**Tugas Tertulis**
1. Jawab pertanyaan berikut berdasarkan berita tentang KPK:
(a) Di gedung mana dialog pimpinan KPK dengan asosiasi usaha diadakan?
(b) Menurut Nurul Ghufron, korupsi terdiri atas dua pihak apa saja?
(c) Berapa kasus tindak pidana korupsi yang melibatkan pihak swasta tercatat sejak 2004–2022?
2. Tuliskan kembali tanpa perubahan bagian dari berita tentang KPK, mulai dari "Jakarta mediakorannusantara.com  –" hingga "menekan sisi penerima.".
====== Kutipan Teks ======
Jakarta mediakorannusantara.com  – Komisi Pemberantasan Korupsi (KPK) mendorong penguatan antikorupsi di sektor kesehatan dengan mengajak pengusaha berdiskusi melalui Dialog “Pimpinan KPK dengan Asosiasi Usaha dalam Mendorong Pembangunan Integritas pada Dunia Usaha”, di Gedung Merah Putih, Jakarta, Kamis (24/8).

Wakil Ketua KPK Nurul Ghufron menyebut sejatinya korupsi terdiri atas dua pihak, yakni pemberi dan penerima. Namun, kata dia, KPK dianggap hanya menekan sisi penerima.
“Sehingga di pertemuan ini, kami mengajak para pengusaha di sektor kesehatan untuk lebih terbuka mengenai masalah di lapangan,” ucap dia dikutip dari keterangan tertulis diterima di Jakarta, Jumat dini hari.
KPK mencatat sejak 2004–2022, terdapat 373 kasus tindak pidana korupsi yang melibatkan pihak swasta, termasuk yang berasal dari sektor kesehatan. Angka itu lebih banyak dibandingkan profesi lain di kasus serupa.
====== Data Mentah ======
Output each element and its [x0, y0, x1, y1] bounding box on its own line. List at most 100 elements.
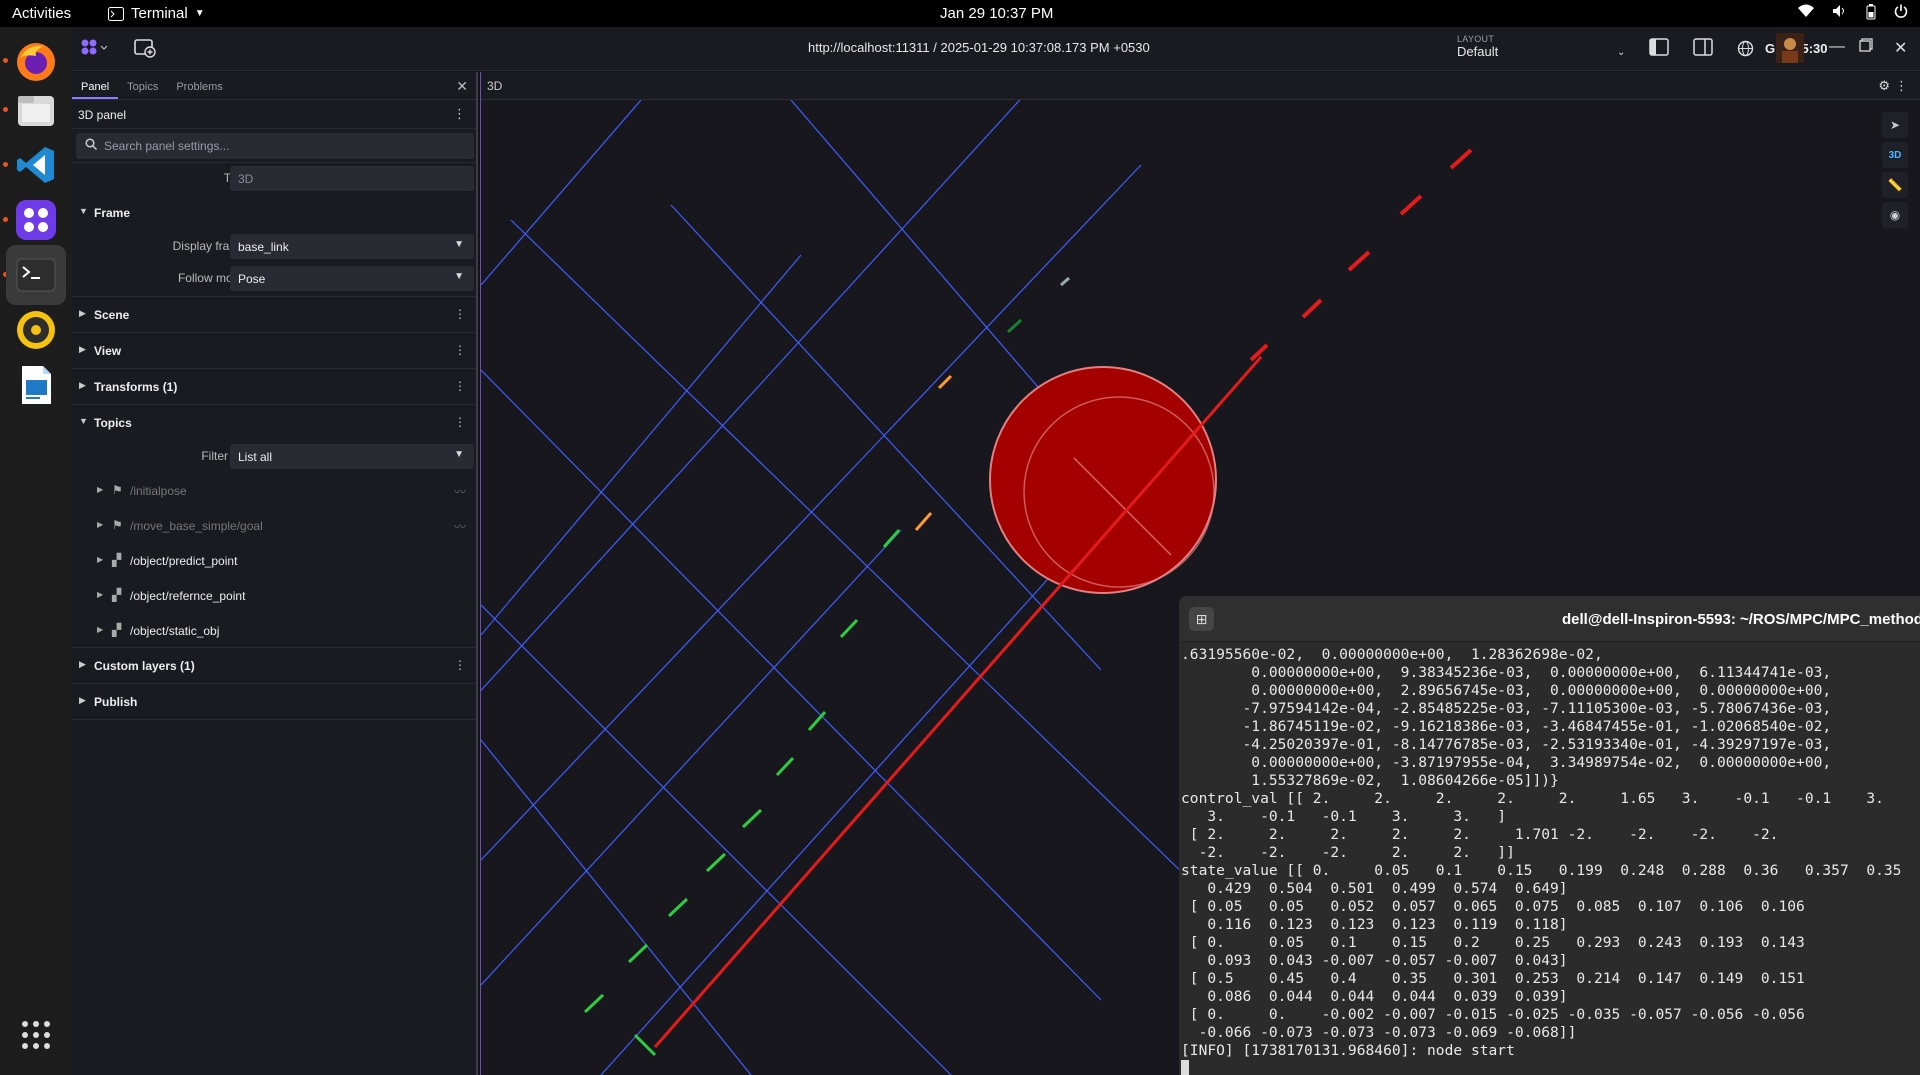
======
**Hasil Tugas**
1.
(a) Gedung Merah Putih, Jakarta.
(b) Pemberi dan penerima.
(c) 373 kasus.

2.
Jakarta mediakorannusantara.com  – Komisi Pemberantasan Korupsi (KPK) mendorong penguatan antikorupsi di sektor kesehatan dengan mengajak pengusaha berdiskusi melalui Dialog “Pimpinan KPK dengan Asosiasi Usaha dalam Mendorong Pembangunan Integritas pada Dunia Usaha”, di Gedung Merah Putih, Jakarta, Kamis (24/8).

Wakil Ketua KPK Nurul Ghufron menyebut sejatinya korupsi terdiri atas dua pihak, yakni pemberi dan penerima. Namun, kata dia, KPK dianggap hanya menekan sisi penerima.